## GOAL OF THE EXERCISE
Copy the records verbatim from the very first line down through the line containing "chart-title: Compilation time", including that line.

## DATA TO PROCESS

______________________________

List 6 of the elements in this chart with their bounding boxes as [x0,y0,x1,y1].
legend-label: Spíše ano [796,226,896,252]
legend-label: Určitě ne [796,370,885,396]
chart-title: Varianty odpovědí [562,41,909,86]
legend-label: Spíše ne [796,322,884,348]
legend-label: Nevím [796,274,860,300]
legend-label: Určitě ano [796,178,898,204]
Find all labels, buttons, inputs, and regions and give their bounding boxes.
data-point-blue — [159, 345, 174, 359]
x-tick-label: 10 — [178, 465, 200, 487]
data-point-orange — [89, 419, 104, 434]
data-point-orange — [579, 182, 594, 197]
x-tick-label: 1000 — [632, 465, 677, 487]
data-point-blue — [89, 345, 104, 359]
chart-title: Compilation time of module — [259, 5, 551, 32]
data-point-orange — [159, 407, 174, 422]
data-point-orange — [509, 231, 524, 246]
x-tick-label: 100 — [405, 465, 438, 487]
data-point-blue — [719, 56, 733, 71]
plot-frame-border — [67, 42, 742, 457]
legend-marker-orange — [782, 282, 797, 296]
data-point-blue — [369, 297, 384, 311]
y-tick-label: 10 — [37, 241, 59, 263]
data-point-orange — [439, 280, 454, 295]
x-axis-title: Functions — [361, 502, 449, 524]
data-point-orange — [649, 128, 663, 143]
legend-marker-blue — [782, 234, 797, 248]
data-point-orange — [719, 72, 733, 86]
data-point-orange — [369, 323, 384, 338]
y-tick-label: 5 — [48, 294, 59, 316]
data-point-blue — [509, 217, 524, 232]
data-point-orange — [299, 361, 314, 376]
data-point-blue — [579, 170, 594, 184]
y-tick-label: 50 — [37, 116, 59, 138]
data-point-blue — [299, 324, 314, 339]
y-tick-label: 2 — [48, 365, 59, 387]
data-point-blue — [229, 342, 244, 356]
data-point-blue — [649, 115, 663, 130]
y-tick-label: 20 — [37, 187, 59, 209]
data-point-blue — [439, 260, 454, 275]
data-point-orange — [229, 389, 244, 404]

______________________________

## SOLUTION
List 6 of the elements in this chart with their bounding boxes as [x0,y0,x1,y1].
legend-label: Spíše ano [796,226,896,252]
legend-label: Určitě ne [796,370,885,396]
chart-title: Varianty odpovědí [562,41,909,86]
legend-label: Spíše ne [796,322,884,348]
legend-label: Nevím [796,274,860,300]
legend-label: Určitě ano [796,178,898,204]
Find all labels, buttons, inputs, and regions and give their bounding boxes.
data-point-blue — [159, 345, 174, 359]
x-tick-label: 10 — [178, 465, 200, 487]
data-point-orange — [89, 419, 104, 434]
data-point-orange — [579, 182, 594, 197]
x-tick-label: 1000 — [632, 465, 677, 487]
data-point-blue — [89, 345, 104, 359]
chart-title: Compilation time of module — [259, 5, 551, 32]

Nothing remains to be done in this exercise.